--- MATERIAL FOR THIS TASK ---
>>
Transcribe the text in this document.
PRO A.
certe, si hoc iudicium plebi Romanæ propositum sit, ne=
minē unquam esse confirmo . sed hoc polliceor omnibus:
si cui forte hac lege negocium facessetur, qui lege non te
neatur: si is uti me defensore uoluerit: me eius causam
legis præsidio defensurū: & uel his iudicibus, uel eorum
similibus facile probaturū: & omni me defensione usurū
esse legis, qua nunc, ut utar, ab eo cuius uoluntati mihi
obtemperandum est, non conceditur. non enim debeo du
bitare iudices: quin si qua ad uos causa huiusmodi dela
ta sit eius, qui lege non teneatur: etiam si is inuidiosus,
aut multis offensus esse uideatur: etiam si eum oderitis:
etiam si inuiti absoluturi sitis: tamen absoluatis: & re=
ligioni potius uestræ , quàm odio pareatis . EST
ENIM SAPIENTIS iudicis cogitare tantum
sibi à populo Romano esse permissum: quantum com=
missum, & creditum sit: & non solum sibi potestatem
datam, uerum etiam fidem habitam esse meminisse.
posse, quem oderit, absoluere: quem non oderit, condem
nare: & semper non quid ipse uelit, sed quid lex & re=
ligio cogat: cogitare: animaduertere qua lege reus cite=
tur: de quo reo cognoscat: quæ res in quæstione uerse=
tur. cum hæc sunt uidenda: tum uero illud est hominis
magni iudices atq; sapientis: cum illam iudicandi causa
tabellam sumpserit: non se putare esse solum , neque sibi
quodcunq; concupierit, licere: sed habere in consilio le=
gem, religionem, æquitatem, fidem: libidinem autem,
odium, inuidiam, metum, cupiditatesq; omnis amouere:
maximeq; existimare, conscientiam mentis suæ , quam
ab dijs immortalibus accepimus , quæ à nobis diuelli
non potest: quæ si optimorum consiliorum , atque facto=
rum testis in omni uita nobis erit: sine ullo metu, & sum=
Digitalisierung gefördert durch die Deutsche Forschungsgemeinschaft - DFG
<<
--- DIRECTIVE ---
Pick out each line above that includes "legis" and show it.

--- FINAL RESULT ---
legis præsidio defensurū: & uel his iudicibus, uel eorum
esse legis, qua nunc, ut utar, ab eo cuius uoluntati mihi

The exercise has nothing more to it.